(Dataset listings of figures)
________________

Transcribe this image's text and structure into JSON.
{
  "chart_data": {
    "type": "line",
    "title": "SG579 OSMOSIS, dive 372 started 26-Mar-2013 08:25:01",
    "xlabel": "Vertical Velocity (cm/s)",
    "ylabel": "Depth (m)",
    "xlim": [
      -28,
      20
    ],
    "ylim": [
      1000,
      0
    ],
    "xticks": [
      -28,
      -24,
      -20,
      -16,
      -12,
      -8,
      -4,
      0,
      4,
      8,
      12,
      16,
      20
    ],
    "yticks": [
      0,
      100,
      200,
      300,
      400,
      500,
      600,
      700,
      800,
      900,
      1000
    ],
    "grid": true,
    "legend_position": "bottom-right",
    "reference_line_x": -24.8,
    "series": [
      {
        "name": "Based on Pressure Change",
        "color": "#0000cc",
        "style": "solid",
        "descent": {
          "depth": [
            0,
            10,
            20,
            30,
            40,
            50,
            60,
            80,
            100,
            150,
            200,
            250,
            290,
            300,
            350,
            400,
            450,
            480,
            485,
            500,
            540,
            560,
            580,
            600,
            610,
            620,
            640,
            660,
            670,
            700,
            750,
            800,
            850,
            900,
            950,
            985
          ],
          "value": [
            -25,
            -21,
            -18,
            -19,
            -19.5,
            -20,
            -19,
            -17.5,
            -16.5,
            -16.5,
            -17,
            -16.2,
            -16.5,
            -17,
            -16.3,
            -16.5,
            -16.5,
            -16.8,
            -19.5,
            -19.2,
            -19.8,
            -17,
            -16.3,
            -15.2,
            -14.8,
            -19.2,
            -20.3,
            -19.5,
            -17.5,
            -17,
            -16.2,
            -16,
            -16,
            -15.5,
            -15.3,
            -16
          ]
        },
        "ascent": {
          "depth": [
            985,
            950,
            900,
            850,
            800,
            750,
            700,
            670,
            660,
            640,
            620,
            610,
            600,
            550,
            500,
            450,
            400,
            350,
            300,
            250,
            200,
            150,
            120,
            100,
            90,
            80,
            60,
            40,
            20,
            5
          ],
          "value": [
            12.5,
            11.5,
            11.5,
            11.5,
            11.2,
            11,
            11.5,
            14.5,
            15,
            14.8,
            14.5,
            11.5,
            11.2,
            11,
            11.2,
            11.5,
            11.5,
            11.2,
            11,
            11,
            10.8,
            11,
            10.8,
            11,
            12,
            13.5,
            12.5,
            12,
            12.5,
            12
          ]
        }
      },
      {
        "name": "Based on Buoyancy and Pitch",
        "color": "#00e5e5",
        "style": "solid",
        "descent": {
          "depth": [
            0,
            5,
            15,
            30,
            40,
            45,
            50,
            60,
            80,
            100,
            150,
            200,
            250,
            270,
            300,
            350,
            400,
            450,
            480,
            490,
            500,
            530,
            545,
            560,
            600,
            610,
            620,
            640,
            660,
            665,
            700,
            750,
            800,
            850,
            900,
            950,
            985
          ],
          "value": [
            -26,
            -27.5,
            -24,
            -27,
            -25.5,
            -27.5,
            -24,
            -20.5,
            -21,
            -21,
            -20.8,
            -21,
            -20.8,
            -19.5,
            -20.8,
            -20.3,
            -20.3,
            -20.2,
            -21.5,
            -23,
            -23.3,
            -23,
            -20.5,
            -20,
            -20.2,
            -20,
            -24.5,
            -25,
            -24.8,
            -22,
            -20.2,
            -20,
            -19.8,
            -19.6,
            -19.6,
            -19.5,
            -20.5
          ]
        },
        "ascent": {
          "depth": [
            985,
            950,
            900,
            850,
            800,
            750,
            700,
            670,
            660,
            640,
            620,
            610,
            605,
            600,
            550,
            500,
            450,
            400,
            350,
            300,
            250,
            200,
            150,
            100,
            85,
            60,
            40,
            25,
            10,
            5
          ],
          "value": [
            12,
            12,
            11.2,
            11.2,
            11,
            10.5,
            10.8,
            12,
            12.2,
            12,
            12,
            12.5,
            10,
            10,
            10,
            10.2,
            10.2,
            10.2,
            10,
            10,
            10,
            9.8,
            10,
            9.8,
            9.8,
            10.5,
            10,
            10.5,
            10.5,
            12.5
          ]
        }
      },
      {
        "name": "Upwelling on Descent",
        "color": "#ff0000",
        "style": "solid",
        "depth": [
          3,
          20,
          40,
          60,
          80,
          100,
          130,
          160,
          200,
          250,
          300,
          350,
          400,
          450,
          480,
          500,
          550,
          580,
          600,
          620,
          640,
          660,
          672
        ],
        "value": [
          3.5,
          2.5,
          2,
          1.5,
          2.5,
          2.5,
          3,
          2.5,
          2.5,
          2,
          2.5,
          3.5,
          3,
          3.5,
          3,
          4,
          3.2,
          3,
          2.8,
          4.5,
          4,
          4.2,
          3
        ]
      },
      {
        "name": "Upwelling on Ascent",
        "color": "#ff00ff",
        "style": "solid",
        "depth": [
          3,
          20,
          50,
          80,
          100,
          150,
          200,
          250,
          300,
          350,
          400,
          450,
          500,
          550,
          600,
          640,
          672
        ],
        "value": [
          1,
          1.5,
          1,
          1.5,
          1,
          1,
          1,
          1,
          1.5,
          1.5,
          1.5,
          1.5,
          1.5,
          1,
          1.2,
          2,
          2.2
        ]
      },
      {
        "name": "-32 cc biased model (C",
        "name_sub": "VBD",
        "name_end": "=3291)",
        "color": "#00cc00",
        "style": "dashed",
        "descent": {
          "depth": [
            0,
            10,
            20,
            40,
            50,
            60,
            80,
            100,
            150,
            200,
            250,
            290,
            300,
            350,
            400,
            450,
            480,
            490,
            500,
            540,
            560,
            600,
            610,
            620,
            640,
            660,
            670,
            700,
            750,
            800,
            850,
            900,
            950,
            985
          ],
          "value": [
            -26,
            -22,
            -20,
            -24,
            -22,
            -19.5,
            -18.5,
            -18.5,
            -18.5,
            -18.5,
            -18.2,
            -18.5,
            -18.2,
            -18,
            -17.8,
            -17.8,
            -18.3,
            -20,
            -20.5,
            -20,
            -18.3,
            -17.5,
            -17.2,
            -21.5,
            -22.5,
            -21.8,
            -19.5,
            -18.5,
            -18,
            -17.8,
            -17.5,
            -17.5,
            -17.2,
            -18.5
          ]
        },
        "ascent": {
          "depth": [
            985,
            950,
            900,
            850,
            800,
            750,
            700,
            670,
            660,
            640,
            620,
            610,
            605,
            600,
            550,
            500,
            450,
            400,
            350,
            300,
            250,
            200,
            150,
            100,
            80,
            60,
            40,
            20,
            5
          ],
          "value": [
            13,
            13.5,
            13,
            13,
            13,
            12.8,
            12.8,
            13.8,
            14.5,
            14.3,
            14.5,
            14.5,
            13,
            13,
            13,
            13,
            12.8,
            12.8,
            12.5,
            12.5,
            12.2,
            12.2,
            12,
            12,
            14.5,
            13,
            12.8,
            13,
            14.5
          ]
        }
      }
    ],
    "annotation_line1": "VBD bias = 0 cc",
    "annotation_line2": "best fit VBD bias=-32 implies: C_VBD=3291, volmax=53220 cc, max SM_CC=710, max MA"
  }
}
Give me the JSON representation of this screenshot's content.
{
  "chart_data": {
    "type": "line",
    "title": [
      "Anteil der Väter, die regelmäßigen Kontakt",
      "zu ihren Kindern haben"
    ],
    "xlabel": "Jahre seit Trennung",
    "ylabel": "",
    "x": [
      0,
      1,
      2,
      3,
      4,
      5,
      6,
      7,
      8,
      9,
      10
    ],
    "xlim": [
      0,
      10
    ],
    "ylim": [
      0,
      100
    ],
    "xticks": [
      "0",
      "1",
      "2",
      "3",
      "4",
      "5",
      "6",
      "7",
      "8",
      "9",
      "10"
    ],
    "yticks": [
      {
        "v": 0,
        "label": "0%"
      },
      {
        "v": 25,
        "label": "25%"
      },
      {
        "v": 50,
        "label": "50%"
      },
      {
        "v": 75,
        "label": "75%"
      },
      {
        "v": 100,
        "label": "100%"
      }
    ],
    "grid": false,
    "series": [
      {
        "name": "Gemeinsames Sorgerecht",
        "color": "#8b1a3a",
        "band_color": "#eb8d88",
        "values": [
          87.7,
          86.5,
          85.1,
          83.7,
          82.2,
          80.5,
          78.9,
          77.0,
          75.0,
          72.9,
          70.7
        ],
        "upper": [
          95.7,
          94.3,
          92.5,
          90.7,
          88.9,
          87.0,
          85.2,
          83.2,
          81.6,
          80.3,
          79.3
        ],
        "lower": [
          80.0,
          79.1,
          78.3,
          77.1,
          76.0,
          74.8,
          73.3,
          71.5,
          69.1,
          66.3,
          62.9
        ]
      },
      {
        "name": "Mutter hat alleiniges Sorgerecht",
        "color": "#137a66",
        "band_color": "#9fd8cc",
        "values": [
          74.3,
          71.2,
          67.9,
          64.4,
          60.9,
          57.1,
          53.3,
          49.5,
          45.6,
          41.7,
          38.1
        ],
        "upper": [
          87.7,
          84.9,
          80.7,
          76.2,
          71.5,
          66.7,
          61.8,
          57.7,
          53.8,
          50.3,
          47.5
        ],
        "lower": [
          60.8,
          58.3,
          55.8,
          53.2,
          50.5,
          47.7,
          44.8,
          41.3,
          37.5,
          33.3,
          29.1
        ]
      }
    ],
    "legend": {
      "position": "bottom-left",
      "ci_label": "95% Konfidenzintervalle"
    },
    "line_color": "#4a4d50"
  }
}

________________

What to work on
Go through the listing above and return every line where the word "title" occurs.

Task response
    "title": "SG579 OSMOSIS, dive 372 started 26-Mar-2013 08:25:01",
    "title": [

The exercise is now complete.